◆ Work to do: Skip the pictures. Repeat everything else in the records word for word.

(Data records)
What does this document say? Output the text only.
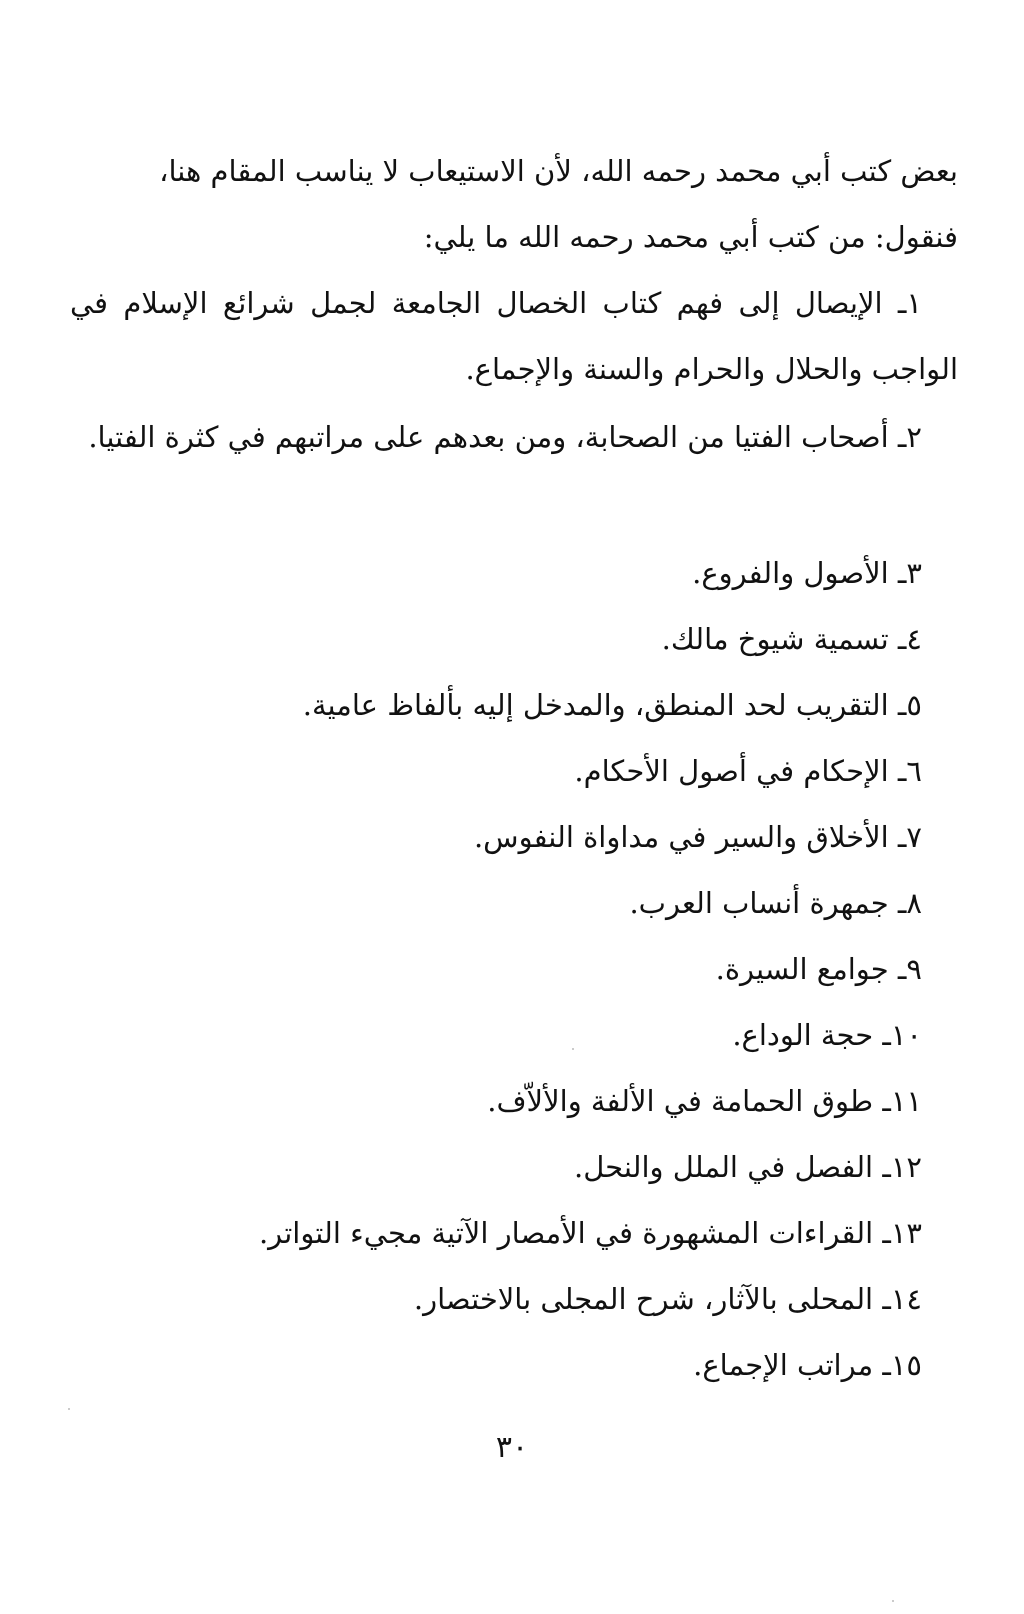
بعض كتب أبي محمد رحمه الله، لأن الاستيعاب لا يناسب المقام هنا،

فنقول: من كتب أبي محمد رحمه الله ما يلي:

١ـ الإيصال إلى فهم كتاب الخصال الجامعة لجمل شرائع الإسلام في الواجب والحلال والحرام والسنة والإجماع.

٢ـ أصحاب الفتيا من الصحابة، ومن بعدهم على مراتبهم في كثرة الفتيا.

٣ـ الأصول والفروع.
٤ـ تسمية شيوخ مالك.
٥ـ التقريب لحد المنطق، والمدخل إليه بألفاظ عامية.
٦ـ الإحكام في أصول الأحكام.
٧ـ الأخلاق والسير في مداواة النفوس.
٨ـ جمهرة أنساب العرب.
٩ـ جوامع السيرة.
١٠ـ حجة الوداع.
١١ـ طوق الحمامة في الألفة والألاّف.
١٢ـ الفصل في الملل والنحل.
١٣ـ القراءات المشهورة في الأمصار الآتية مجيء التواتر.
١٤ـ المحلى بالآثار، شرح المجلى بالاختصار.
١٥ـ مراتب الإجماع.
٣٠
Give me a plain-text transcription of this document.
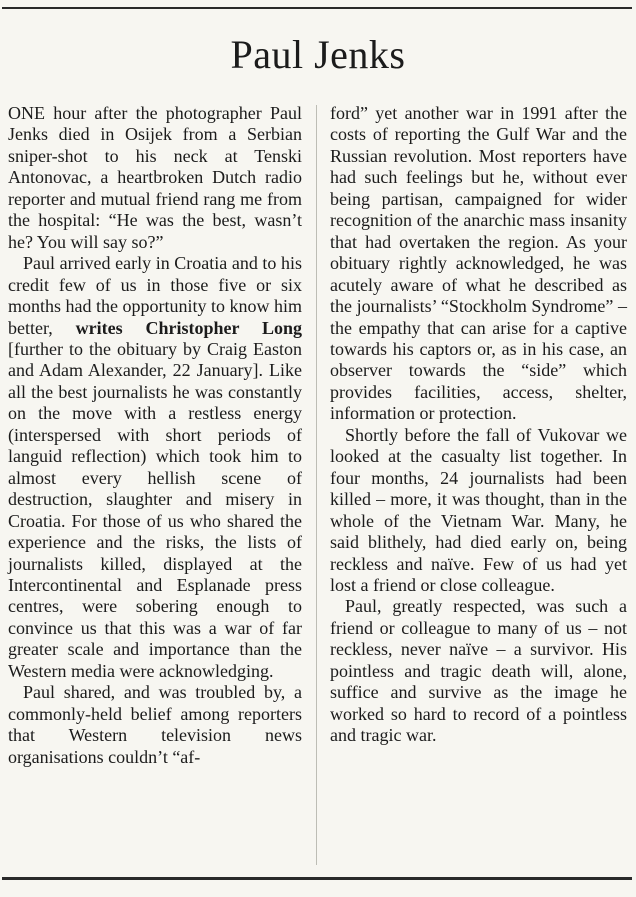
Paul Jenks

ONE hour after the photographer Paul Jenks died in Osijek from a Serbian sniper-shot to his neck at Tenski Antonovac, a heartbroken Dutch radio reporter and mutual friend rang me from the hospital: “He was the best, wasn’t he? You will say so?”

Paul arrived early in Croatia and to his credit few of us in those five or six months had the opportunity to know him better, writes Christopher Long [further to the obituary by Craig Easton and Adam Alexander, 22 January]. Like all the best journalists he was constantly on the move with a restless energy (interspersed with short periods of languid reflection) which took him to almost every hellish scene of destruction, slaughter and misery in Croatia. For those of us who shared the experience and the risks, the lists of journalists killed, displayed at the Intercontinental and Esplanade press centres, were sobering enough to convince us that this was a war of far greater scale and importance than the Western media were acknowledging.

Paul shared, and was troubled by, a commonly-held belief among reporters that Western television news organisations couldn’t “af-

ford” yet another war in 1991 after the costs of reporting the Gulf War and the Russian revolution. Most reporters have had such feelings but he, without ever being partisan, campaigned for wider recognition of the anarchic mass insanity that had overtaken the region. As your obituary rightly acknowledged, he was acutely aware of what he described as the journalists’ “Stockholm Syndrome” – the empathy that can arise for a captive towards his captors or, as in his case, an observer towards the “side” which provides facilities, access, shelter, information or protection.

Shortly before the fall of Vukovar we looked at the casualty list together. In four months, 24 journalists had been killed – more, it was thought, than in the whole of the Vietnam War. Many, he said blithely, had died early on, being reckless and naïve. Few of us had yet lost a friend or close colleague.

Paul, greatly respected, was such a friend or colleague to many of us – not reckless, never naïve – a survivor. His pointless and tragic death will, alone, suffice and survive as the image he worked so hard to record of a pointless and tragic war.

◆ Right answer:
What does this document say? Output the text only.
بعض كتب أبي محمد رحمه الله، لأن الاستيعاب لا يناسب المقام هنا،

فنقول: من كتب أبي محمد رحمه الله ما يلي:

١ـ الإيصال إلى فهم كتاب الخصال الجامعة لجمل شرائع الإسلام في الواجب والحلال والحرام والسنة والإجماع.

٢ـ أصحاب الفتيا من الصحابة، ومن بعدهم على مراتبهم في كثرة الفتيا.

٣ـ الأصول والفروع.
٤ـ تسمية شيوخ مالك.
٥ـ التقريب لحد المنطق، والمدخل إليه بألفاظ عامية.
٦ـ الإحكام في أصول الأحكام.
٧ـ الأخلاق والسير في مداواة النفوس.
٨ـ جمهرة أنساب العرب.
٩ـ جوامع السيرة.
١٠ـ حجة الوداع.
١١ـ طوق الحمامة في الألفة والألاّف.
١٢ـ الفصل في الملل والنحل.
١٣ـ القراءات المشهورة في الأمصار الآتية مجيء التواتر.
١٤ـ المحلى بالآثار، شرح المجلى بالاختصار.
١٥ـ مراتب الإجماع.
٣٠
Give me a plain-text transcription of this document.
Paul Jenks

ONE hour after the photographer Paul Jenks died in Osijek from a Serbian sniper-shot to his neck at Tenski Antonovac, a heartbroken Dutch radio reporter and mutual friend rang me from the hospital: “He was the best, wasn’t he? You will say so?”

Paul arrived early in Croatia and to his credit few of us in those five or six months had the opportunity to know him better, writes Christopher Long [further to the obituary by Craig Easton and Adam Alexander, 22 January]. Like all the best journalists he was constantly on the move with a restless energy (interspersed with short periods of languid reflection) which took him to almost every hellish scene of destruction, slaughter and misery in Croatia. For those of us who shared the experience and the risks, the lists of journalists killed, displayed at the Intercontinental and Esplanade press centres, were sobering enough to convince us that this was a war of far greater scale and importance than the Western media were acknowledging.

Paul shared, and was troubled by, a commonly-held belief among reporters that Western television news organisations couldn’t “af-

ford” yet another war in 1991 after the costs of reporting the Gulf War and the Russian revolution. Most reporters have had such feelings but he, without ever being partisan, campaigned for wider recognition of the anarchic mass insanity that had overtaken the region. As your obituary rightly acknowledged, he was acutely aware of what he described as the journalists’ “Stockholm Syndrome” – the empathy that can arise for a captive towards his captors or, as in his case, an observer towards the “side” which provides facilities, access, shelter, information or protection.

Shortly before the fall of Vukovar we looked at the casualty list together. In four months, 24 journalists had been killed – more, it was thought, than in the whole of the Vietnam War. Many, he said blithely, had died early on, being reckless and naïve. Few of us had yet lost a friend or close colleague.

Paul, greatly respected, was such a friend or colleague to many of us – not reckless, never naïve – a survivor. His pointless and tragic death will, alone, suffice and survive as the image he worked so hard to record of a pointless and tragic war.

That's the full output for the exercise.